[Stored data]
((

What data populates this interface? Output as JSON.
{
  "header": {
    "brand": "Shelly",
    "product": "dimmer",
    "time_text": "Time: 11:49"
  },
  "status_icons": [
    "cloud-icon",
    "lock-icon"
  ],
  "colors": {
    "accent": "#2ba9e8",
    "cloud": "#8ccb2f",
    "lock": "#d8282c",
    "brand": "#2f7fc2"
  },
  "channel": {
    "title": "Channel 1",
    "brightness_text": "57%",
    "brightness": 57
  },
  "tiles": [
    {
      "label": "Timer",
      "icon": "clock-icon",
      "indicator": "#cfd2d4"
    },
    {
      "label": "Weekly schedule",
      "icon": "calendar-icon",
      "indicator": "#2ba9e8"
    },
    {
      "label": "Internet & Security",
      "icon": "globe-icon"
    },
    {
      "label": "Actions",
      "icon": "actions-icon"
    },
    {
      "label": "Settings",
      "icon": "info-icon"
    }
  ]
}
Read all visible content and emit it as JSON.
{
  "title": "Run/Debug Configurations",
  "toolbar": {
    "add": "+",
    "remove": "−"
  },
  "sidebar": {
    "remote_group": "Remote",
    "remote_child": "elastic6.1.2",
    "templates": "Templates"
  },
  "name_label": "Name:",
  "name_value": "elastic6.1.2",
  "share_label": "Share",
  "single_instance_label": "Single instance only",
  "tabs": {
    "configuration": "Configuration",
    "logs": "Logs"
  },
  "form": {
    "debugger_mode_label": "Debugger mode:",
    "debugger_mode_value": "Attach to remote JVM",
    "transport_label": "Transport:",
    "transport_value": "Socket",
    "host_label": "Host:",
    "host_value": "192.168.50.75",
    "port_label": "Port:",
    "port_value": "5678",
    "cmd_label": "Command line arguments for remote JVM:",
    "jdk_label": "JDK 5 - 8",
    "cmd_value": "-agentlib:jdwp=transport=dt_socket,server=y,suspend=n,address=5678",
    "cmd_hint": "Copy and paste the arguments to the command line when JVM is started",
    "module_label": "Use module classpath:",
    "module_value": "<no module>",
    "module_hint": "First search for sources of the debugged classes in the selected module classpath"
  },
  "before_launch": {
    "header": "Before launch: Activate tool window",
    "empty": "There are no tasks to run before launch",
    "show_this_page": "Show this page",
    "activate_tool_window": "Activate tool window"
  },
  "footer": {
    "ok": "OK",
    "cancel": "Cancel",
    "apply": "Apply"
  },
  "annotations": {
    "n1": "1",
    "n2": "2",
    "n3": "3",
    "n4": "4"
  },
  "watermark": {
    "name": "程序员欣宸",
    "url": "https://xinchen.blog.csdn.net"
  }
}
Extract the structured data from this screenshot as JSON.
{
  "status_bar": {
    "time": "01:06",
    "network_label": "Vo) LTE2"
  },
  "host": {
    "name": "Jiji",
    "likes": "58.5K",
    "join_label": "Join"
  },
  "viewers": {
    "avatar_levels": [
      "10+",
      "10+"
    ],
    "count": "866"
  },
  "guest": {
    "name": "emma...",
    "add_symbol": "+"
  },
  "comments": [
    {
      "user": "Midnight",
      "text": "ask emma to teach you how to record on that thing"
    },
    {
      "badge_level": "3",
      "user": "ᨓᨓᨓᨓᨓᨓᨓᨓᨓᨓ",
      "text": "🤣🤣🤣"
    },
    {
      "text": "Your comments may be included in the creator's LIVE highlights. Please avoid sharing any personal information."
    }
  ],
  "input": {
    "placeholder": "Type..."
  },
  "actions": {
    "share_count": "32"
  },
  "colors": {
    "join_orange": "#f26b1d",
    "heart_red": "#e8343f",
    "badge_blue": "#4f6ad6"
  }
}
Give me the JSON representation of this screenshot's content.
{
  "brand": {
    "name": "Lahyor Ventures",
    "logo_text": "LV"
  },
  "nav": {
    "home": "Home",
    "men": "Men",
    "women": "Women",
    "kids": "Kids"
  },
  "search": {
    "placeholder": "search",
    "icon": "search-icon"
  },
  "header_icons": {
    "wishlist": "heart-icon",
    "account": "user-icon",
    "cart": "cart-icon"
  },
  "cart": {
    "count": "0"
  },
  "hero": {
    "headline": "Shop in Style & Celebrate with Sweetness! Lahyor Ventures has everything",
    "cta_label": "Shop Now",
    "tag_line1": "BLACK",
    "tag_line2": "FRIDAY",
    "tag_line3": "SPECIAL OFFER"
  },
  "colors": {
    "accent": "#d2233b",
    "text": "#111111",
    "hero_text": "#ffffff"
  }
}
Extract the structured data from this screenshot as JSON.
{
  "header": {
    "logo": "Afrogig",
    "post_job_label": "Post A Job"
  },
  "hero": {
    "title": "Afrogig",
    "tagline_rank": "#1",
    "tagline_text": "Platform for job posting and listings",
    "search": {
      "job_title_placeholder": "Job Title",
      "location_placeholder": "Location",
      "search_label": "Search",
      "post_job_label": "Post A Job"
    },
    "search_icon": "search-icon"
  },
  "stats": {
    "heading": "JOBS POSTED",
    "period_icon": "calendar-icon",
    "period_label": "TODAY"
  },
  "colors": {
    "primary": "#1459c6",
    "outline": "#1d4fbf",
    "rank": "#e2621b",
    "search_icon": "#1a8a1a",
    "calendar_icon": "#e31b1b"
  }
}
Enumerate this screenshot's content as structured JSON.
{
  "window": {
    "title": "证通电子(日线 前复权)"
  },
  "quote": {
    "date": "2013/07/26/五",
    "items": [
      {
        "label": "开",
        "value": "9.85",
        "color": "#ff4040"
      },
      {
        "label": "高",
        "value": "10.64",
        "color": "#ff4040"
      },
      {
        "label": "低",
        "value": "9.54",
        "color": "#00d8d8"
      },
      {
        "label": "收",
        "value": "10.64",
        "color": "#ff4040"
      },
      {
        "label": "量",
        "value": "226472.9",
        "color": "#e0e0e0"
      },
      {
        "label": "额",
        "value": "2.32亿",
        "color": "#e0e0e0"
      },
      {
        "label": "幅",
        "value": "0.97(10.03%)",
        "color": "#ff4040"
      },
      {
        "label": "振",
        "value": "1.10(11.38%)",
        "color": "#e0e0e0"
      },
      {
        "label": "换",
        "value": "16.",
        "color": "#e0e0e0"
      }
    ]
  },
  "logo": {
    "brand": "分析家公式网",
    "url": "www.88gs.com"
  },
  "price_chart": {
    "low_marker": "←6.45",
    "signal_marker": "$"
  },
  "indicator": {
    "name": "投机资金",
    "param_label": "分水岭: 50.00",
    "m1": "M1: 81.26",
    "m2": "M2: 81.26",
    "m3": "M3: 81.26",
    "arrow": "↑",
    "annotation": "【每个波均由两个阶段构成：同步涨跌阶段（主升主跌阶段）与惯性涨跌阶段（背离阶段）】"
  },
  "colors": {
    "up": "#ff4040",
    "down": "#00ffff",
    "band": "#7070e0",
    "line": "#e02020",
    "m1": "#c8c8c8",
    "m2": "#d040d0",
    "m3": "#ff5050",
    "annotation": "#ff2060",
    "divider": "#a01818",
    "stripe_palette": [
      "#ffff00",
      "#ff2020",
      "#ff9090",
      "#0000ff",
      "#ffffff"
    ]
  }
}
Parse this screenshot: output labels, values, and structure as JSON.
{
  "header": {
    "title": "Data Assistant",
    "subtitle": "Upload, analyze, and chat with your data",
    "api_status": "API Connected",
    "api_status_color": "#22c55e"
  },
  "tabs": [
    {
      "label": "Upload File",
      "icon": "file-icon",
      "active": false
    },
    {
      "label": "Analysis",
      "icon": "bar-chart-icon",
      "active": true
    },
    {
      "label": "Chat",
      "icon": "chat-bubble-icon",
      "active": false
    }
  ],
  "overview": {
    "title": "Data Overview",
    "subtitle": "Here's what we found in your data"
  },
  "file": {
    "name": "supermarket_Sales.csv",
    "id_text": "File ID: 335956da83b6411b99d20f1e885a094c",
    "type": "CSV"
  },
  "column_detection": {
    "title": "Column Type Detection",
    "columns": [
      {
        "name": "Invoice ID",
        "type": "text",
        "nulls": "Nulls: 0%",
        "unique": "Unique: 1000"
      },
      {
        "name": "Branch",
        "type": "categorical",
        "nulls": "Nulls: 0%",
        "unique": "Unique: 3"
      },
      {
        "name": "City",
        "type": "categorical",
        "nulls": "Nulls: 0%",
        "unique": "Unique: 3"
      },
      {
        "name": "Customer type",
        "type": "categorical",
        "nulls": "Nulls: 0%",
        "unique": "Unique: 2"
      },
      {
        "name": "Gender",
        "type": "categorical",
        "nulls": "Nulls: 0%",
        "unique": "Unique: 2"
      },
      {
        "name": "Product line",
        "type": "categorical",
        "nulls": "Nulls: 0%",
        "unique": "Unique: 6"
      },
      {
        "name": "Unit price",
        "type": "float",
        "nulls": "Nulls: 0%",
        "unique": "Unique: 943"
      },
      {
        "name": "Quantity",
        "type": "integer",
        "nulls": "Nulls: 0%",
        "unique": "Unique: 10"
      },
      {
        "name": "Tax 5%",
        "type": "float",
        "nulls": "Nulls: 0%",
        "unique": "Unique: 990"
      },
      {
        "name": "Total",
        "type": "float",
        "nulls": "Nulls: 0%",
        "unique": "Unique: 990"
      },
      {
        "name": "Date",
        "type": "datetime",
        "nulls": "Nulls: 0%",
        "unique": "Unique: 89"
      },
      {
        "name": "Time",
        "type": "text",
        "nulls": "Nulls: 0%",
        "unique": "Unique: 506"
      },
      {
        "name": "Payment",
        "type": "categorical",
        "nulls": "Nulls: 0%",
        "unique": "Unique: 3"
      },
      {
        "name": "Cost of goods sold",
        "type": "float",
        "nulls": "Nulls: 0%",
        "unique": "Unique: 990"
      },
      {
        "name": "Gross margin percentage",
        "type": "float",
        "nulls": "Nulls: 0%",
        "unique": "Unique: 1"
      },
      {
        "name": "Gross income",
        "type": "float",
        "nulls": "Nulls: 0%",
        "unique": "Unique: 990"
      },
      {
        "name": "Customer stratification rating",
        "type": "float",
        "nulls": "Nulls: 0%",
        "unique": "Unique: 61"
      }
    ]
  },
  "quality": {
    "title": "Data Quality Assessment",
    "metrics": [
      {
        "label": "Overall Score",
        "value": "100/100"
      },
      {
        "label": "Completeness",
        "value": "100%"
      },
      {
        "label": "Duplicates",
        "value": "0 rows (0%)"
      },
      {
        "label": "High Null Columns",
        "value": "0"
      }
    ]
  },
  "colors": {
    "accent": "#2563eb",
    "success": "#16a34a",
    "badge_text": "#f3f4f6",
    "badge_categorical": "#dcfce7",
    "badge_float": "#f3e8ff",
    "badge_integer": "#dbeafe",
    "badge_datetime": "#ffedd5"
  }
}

))

THE REQUEST
Filter the listing above for the string "user" and copy every matching line.

TASK ANSWER
      "user": "Midnight",
      "user": "ᨓᨓᨓᨓᨓᨓᨓᨓᨓᨓ",
    "account": "user-icon",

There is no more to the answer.